### Work to complete
Go through the data below. List every line that holds the word "this".

──────── Data

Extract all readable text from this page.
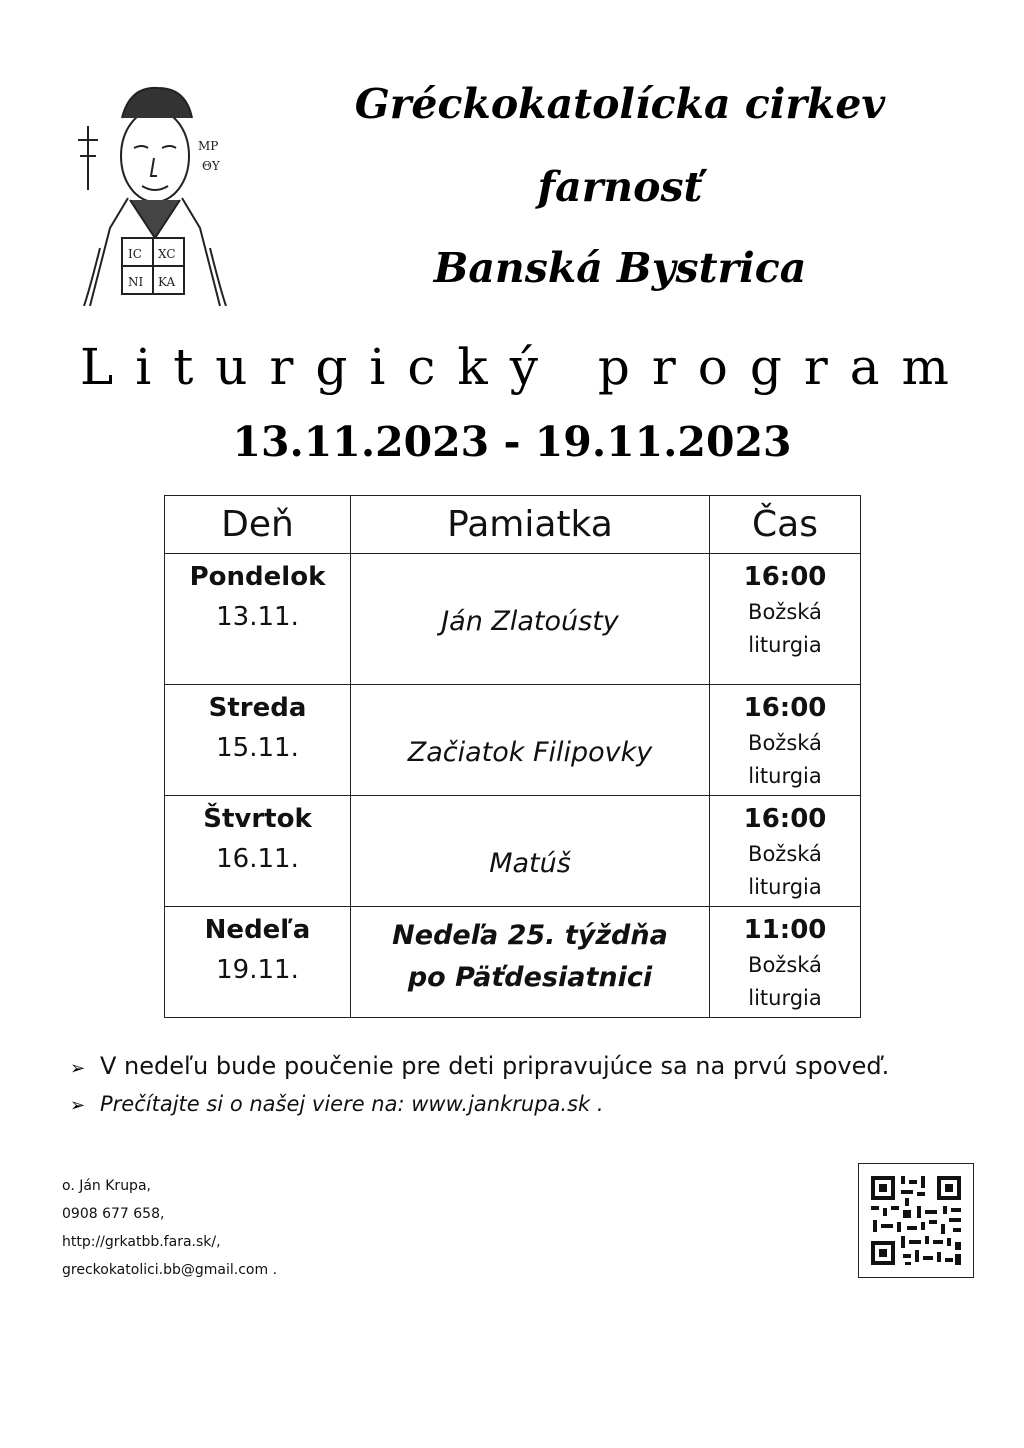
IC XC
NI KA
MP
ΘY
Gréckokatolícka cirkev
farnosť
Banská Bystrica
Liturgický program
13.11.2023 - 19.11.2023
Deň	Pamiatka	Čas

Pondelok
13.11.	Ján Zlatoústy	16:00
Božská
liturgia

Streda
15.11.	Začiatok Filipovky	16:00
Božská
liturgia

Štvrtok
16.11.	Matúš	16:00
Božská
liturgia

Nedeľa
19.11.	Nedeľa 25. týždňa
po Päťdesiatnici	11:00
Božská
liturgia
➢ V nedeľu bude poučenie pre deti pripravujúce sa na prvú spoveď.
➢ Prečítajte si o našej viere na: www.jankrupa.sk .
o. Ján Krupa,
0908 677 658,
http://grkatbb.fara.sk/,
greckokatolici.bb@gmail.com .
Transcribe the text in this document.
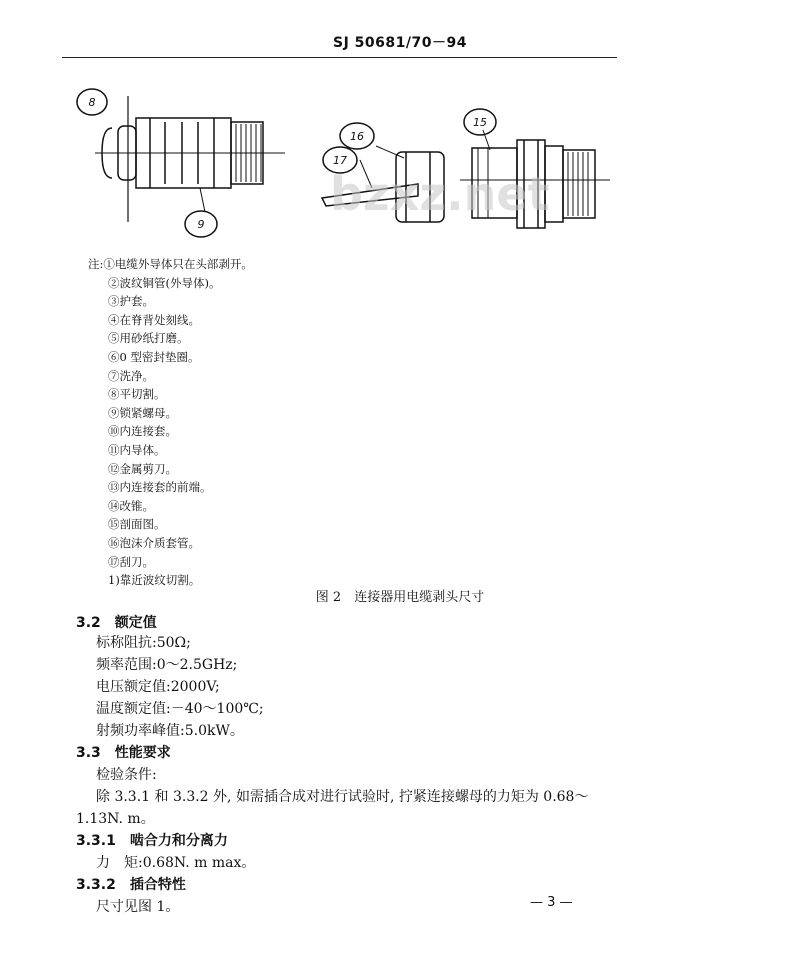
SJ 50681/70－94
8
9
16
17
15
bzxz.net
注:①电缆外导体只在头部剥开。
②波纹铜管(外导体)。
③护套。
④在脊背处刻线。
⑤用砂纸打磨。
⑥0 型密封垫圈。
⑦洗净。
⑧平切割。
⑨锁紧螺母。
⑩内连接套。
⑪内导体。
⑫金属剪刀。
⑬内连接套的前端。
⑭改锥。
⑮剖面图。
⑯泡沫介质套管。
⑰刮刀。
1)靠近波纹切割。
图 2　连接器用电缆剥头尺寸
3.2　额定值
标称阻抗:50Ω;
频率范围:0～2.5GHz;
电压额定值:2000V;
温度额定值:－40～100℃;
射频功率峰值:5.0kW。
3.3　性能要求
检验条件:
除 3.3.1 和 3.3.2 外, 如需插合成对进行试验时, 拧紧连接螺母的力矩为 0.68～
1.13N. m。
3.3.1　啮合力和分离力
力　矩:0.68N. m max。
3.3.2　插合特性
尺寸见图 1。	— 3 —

────────────────

### Complete answer
Extract all readable text from this page.
Transcribe the text in this document.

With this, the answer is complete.